_Instruction:_
Locate the word "Journal" in the material, then show every line that holds it.

_Recorded data:_
+---+

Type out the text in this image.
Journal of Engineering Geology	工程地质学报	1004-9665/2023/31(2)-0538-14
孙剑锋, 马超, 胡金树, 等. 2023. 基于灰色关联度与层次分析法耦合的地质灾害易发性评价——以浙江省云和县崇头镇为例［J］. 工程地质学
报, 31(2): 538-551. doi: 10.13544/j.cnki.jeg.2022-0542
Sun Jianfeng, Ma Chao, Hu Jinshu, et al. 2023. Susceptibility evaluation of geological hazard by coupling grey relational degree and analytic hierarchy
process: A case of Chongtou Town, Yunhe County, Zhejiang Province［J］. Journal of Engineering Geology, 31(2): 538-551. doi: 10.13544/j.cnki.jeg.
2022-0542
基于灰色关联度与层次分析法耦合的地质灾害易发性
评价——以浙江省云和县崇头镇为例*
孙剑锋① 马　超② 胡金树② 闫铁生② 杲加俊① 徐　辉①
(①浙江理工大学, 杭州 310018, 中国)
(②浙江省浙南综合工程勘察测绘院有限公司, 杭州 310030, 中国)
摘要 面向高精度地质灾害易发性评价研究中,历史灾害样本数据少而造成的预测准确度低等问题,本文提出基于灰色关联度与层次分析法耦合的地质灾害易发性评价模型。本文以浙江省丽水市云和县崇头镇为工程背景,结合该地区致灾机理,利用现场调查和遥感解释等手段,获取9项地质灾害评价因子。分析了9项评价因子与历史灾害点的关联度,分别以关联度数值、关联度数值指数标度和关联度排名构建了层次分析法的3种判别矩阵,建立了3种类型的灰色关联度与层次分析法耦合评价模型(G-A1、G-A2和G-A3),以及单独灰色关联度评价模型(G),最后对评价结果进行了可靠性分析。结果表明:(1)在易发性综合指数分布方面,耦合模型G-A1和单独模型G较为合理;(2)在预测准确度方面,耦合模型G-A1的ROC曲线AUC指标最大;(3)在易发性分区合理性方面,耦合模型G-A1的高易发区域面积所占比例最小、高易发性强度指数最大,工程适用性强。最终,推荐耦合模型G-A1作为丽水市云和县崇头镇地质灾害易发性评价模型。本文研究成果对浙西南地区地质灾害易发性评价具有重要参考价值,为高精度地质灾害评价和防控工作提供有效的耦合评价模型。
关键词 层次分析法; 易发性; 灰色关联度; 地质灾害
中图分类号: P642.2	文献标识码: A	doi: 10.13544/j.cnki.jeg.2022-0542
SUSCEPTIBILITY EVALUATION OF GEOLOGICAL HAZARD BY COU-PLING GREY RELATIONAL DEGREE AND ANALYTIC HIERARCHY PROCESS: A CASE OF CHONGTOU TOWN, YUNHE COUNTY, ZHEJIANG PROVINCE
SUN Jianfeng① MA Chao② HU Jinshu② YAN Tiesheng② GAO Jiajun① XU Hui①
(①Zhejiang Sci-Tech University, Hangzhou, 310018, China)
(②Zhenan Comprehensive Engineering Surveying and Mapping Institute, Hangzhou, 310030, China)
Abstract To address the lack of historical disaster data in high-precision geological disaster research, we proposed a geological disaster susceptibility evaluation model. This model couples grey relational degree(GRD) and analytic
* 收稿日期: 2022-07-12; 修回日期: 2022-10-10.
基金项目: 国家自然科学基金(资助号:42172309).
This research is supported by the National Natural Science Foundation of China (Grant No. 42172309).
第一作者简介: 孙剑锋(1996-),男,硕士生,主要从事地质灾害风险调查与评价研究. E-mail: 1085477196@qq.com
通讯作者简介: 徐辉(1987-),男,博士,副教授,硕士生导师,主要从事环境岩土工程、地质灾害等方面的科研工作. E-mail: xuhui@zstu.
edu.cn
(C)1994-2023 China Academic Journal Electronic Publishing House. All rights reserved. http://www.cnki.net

+---+

_Complete answer:_
Journal of Engineering Geology	工程地质学报	1004-9665/2023/31(2)-0538-14
process: A case of Chongtou Town, Yunhe County, Zhejiang Province［J］. Journal of Engineering Geology, 31(2): 538-551. doi: 10.13544/j.cnki.jeg.
(C)1994-2023 China Academic Journal Electronic Publishing House. All rights reserved. http://www.cnki.net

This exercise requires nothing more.